• [What you are asked to do]: Count every line below in which "percent" occurs, then give only the count.

• [Data excerpts]:
_ _ _ _ _

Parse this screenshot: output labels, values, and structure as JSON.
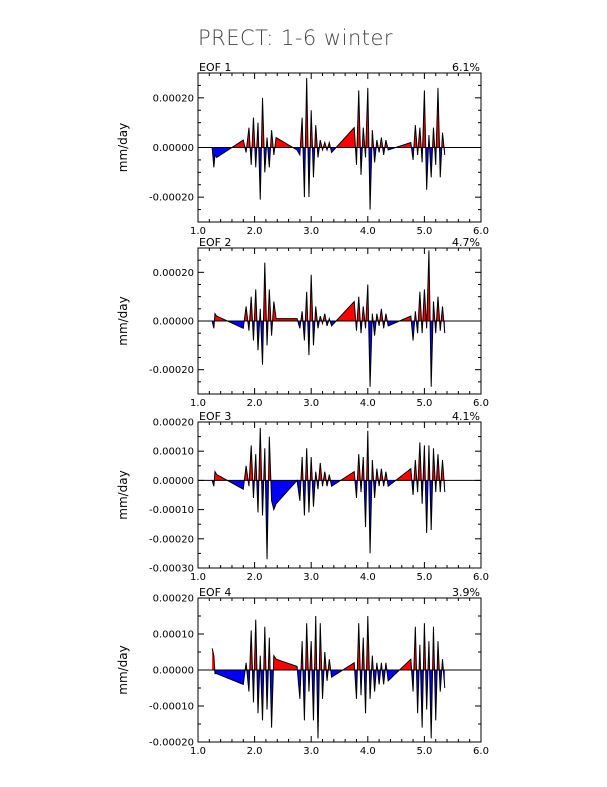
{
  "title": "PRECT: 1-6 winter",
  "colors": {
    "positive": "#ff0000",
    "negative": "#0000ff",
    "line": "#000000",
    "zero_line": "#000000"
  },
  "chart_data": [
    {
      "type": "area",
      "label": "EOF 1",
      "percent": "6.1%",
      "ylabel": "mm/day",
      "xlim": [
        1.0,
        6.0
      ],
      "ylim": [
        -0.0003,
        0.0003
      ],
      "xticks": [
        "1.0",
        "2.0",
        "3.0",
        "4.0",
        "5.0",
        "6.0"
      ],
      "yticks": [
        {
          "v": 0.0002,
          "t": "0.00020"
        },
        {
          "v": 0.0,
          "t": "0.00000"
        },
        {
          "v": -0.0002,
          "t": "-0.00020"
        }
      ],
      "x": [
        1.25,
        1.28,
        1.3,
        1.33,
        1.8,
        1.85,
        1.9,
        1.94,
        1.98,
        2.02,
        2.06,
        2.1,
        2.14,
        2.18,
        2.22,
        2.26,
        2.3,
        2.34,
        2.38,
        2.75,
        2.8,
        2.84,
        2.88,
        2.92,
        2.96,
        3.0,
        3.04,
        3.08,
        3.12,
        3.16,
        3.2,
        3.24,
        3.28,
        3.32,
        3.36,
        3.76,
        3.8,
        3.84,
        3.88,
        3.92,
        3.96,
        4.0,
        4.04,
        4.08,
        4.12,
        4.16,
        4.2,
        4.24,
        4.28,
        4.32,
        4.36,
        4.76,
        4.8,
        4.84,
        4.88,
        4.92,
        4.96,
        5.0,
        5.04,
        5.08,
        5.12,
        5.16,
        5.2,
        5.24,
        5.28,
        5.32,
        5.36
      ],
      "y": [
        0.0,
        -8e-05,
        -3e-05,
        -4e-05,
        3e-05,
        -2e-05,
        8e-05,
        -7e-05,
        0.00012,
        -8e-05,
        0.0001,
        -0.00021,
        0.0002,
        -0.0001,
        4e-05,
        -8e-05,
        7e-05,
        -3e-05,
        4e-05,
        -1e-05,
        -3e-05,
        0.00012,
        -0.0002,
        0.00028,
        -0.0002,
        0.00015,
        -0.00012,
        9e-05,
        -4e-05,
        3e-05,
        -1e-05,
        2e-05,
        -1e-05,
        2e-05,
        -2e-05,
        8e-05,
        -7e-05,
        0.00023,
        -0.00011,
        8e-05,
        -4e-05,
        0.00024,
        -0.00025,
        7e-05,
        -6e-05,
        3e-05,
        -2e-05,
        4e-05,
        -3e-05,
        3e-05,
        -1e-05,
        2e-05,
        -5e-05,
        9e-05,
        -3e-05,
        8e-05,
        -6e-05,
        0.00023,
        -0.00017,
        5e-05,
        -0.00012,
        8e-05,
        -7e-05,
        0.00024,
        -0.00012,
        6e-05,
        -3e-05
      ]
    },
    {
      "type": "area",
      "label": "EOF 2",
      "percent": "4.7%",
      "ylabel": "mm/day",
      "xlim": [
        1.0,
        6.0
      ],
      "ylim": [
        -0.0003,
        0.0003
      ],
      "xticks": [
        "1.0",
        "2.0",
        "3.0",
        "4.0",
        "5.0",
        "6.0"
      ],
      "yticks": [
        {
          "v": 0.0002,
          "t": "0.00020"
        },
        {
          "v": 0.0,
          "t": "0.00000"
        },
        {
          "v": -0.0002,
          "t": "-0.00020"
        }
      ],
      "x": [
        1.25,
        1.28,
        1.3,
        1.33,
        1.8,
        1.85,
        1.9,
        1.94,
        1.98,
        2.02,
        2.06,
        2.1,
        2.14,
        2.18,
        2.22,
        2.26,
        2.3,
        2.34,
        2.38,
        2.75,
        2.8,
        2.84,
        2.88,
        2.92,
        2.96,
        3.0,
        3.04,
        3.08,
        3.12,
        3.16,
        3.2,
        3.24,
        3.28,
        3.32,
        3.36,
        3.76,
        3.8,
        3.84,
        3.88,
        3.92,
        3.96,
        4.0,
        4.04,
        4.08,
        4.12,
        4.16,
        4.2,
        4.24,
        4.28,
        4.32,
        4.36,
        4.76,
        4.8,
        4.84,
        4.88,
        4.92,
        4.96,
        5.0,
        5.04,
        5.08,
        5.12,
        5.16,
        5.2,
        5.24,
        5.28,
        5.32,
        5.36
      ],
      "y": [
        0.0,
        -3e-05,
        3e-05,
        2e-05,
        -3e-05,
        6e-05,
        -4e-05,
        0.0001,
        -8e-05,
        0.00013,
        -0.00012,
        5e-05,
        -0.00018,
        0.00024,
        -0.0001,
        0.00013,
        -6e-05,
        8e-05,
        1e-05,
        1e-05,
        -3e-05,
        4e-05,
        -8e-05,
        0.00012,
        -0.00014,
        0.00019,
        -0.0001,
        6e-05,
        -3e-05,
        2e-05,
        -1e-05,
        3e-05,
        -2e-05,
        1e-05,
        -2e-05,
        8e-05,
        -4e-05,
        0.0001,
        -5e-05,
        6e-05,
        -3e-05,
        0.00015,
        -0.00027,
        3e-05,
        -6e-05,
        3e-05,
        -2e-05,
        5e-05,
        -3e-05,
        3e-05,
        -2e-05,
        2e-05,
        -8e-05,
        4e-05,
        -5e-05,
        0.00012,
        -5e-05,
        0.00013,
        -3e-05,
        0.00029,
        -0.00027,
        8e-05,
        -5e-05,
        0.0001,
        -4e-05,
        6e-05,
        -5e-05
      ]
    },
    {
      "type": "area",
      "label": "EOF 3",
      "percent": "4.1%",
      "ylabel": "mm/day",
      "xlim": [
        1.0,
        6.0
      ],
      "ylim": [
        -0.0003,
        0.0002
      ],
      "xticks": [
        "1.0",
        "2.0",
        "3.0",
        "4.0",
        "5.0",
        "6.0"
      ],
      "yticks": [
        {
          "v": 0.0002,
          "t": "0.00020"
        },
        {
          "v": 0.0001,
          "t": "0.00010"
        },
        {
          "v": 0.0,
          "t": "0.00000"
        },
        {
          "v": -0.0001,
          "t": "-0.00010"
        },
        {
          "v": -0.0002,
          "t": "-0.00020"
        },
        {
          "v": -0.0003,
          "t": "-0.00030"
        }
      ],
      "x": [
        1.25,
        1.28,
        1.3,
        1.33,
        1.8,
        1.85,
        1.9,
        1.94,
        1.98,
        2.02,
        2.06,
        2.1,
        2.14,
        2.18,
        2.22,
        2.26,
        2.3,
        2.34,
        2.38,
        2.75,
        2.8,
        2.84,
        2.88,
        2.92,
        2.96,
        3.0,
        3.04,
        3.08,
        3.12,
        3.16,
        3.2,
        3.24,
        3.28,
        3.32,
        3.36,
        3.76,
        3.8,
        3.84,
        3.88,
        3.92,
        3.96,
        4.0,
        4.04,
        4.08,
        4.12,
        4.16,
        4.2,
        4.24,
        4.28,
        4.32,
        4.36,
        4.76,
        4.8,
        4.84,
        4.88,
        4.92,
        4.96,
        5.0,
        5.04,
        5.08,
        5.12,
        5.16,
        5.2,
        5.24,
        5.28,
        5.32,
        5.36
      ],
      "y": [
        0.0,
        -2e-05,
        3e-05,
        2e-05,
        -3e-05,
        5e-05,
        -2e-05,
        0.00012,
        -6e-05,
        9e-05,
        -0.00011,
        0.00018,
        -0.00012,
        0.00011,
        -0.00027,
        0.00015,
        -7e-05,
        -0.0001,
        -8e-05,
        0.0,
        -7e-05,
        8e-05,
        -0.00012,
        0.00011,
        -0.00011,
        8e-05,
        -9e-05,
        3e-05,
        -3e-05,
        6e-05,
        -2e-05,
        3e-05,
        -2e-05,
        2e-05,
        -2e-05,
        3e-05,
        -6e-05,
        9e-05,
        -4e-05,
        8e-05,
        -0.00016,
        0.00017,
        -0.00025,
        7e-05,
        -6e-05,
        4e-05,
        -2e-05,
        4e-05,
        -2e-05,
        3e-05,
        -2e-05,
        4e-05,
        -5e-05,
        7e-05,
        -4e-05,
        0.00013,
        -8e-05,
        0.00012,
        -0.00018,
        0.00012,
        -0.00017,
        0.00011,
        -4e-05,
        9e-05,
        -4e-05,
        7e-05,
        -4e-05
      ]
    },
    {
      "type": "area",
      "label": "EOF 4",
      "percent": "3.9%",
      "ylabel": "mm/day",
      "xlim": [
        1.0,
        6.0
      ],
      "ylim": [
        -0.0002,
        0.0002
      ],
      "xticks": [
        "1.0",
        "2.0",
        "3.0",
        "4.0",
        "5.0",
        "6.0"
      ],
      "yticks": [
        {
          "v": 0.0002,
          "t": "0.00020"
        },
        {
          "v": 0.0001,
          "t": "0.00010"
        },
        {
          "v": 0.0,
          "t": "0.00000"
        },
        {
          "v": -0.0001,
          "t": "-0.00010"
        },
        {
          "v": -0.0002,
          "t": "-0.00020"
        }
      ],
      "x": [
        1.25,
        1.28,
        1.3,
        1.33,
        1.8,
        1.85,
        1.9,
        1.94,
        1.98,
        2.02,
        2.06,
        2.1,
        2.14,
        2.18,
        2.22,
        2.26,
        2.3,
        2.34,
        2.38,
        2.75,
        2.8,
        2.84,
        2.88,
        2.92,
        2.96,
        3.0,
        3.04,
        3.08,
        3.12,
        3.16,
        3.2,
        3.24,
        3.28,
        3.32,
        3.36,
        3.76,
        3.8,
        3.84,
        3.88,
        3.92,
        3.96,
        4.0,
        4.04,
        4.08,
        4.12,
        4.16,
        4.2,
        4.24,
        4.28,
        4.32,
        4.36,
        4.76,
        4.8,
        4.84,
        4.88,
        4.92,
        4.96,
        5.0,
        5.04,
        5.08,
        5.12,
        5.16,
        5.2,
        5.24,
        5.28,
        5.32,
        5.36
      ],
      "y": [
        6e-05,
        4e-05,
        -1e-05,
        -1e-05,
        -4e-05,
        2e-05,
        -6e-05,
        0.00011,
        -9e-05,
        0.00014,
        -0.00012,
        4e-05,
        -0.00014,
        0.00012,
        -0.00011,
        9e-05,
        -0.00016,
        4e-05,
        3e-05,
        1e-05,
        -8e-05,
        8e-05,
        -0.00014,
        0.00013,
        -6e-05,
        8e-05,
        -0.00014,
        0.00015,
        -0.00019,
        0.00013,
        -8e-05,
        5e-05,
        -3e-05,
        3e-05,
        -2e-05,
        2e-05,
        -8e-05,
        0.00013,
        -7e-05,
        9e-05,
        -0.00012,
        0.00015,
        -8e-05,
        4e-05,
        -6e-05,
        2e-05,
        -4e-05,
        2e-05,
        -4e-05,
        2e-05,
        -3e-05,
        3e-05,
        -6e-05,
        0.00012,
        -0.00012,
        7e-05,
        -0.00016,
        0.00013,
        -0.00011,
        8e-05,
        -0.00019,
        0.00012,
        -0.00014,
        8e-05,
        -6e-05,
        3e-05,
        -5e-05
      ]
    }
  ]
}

_ _ _ _ _

• [Expected answer]: 4